* begin *

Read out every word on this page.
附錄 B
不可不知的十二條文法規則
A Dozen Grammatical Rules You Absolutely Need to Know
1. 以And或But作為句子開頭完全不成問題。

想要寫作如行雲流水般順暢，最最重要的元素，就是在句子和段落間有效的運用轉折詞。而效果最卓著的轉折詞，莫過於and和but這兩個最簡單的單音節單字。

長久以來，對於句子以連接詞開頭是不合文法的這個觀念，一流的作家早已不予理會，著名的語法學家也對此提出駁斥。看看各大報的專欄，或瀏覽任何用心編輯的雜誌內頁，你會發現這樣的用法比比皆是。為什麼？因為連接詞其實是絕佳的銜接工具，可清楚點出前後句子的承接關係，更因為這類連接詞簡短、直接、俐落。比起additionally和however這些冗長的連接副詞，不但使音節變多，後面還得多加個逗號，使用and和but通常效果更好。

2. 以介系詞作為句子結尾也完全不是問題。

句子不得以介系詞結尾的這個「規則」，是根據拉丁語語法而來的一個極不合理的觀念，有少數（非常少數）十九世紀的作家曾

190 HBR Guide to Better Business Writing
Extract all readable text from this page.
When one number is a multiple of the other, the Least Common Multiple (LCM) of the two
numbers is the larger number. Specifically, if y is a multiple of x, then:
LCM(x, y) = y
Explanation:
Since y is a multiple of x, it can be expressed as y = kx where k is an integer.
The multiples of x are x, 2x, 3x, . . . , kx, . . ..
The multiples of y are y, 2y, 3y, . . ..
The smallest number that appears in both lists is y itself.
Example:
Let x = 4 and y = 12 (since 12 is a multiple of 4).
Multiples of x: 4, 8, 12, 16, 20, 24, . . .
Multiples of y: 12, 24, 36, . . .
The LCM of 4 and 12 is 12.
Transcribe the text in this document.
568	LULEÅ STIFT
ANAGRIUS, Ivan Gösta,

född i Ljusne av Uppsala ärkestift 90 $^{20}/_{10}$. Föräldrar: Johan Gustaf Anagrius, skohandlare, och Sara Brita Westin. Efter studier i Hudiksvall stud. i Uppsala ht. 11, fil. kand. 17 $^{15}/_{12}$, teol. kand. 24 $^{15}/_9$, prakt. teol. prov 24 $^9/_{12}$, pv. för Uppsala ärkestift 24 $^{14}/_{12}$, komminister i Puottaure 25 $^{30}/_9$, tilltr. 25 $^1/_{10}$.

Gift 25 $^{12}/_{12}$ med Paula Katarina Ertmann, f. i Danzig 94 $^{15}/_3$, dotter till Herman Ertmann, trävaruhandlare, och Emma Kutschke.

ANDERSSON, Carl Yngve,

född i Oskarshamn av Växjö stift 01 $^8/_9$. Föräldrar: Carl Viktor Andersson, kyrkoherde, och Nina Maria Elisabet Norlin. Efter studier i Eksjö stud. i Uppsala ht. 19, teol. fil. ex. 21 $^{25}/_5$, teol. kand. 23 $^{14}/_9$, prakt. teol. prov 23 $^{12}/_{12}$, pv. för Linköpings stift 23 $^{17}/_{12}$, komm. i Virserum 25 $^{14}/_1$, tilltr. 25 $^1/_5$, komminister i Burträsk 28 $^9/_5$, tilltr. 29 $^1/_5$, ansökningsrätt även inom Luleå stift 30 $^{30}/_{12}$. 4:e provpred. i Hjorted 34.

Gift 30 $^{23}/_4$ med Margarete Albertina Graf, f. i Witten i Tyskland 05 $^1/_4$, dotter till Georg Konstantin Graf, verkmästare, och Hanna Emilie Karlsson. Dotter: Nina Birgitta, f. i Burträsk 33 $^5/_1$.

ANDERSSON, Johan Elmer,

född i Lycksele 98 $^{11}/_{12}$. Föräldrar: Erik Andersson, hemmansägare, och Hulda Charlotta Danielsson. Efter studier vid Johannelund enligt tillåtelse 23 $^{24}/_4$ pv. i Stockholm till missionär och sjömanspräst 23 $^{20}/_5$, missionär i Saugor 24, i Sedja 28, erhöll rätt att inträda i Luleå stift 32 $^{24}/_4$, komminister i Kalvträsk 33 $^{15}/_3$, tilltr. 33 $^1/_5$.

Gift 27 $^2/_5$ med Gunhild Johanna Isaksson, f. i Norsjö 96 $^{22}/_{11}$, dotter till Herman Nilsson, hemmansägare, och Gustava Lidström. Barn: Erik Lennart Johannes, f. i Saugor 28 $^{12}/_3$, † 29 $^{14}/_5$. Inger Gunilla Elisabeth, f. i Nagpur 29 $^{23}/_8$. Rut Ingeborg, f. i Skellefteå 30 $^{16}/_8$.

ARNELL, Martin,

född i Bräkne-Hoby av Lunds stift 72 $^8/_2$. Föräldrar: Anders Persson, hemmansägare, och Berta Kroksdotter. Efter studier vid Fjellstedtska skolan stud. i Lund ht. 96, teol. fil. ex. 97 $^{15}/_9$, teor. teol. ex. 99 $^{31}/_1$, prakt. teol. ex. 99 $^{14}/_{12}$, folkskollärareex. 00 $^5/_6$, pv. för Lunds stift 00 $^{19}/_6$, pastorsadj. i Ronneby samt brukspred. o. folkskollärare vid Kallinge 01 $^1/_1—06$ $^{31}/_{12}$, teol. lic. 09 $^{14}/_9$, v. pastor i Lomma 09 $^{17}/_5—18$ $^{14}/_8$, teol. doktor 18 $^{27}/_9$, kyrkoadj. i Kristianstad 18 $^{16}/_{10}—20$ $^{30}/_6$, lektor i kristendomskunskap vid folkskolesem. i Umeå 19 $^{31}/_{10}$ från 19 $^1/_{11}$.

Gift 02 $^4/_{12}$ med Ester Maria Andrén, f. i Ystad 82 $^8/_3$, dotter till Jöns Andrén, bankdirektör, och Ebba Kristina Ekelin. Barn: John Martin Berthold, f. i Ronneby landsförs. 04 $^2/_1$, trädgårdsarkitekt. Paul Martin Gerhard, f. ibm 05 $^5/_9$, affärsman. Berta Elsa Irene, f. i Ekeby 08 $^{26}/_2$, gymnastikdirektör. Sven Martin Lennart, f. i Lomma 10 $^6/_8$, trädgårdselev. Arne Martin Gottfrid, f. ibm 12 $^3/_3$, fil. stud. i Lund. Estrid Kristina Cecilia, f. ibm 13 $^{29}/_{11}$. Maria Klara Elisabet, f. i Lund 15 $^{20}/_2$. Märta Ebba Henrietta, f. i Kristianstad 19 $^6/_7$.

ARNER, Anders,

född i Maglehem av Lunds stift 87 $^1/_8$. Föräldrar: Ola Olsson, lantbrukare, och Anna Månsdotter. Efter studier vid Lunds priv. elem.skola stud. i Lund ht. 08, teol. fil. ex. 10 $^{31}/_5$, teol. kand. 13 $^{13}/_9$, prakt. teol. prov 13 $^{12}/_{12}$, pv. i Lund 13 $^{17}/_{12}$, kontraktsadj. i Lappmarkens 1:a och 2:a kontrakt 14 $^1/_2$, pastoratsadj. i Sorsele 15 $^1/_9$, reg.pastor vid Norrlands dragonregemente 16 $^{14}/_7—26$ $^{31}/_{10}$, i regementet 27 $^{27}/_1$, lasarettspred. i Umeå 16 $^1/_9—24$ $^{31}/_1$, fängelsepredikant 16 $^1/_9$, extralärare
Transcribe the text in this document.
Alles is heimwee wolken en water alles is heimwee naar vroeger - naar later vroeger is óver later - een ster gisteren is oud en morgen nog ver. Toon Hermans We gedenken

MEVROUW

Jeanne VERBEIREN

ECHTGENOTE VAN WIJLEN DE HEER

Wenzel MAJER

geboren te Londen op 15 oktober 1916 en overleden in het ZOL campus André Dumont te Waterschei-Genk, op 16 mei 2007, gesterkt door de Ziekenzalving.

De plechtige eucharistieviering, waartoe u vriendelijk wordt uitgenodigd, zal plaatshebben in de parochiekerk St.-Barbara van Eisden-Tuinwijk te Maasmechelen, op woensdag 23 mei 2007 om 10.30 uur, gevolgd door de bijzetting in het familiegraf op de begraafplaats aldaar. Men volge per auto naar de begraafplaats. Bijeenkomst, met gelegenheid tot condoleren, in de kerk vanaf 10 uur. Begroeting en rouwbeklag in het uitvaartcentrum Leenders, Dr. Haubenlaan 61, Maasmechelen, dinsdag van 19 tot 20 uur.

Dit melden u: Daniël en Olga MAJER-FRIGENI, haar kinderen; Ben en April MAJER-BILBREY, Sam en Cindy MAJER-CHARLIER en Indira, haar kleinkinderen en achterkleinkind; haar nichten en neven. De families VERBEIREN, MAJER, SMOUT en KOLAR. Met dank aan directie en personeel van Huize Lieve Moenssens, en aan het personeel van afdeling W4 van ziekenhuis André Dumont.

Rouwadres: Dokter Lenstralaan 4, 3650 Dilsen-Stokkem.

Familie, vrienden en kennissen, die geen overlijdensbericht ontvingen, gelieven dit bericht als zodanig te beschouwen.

* end *

Task description. Find the number of lines in which the word "this" occurs, and write nothing but that number.

Right answer. 4